▶ [What the task asks] Scan the data beneath this task and copy each line that includes "veilige".

==========

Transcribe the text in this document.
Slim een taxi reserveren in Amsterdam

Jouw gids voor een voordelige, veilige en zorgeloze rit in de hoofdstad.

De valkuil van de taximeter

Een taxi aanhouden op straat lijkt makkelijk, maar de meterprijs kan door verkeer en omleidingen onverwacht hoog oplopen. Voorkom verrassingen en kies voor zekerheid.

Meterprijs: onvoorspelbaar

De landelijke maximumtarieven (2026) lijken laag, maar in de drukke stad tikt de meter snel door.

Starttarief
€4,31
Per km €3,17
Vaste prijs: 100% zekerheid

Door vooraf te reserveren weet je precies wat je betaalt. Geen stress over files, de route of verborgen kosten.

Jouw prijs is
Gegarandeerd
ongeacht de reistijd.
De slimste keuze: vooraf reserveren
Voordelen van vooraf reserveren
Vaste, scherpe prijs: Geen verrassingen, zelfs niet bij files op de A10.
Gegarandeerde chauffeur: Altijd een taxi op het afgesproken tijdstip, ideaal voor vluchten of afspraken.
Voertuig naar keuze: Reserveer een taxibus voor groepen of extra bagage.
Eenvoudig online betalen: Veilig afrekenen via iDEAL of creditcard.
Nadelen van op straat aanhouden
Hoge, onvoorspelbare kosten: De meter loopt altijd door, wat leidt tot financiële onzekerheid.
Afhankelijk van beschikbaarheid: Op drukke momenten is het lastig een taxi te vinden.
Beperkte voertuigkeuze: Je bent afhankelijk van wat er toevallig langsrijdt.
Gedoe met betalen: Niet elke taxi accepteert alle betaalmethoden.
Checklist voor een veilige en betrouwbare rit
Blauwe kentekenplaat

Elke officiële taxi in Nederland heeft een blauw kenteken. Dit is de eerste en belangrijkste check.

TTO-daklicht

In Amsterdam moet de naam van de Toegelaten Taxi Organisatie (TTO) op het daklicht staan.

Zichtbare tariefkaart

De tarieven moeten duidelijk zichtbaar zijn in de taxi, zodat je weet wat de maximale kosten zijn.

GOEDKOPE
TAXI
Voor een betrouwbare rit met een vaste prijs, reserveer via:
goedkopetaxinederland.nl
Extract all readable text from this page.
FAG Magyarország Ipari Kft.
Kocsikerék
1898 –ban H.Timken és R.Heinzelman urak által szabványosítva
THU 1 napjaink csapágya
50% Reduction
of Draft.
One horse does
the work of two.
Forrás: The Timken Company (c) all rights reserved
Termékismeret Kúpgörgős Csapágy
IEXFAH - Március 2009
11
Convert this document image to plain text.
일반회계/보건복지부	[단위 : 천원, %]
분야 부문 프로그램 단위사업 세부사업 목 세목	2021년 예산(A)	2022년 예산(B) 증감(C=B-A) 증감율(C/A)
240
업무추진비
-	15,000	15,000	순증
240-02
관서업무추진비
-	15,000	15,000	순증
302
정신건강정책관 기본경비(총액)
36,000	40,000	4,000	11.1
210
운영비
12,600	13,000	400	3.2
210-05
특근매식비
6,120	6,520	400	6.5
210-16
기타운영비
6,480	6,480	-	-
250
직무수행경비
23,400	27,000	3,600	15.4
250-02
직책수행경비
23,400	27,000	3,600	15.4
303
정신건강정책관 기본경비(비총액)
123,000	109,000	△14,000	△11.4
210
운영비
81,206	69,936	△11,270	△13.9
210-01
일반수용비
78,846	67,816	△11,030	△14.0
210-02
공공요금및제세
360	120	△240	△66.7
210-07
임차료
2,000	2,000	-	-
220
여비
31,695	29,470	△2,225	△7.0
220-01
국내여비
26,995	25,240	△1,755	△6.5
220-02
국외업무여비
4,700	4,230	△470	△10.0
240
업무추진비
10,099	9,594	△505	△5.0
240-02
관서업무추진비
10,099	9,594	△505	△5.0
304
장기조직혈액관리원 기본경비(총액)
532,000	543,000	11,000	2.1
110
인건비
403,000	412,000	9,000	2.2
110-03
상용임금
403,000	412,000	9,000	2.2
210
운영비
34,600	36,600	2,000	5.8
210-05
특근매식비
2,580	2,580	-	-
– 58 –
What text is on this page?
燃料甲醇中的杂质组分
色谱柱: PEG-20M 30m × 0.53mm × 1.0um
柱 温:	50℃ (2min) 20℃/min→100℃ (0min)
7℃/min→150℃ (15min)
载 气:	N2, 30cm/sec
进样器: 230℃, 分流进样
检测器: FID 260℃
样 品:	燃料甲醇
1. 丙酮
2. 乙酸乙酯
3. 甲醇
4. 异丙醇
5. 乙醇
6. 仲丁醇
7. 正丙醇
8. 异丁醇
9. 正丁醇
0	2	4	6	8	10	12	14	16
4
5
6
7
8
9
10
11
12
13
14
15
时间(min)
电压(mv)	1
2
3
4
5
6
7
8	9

==========

▶ [Answer to this exercise]
Jouw gids voor een voordelige, veilige en zorgeloze rit in de hoofdstad.
Checklist voor een veilige en betrouwbare rit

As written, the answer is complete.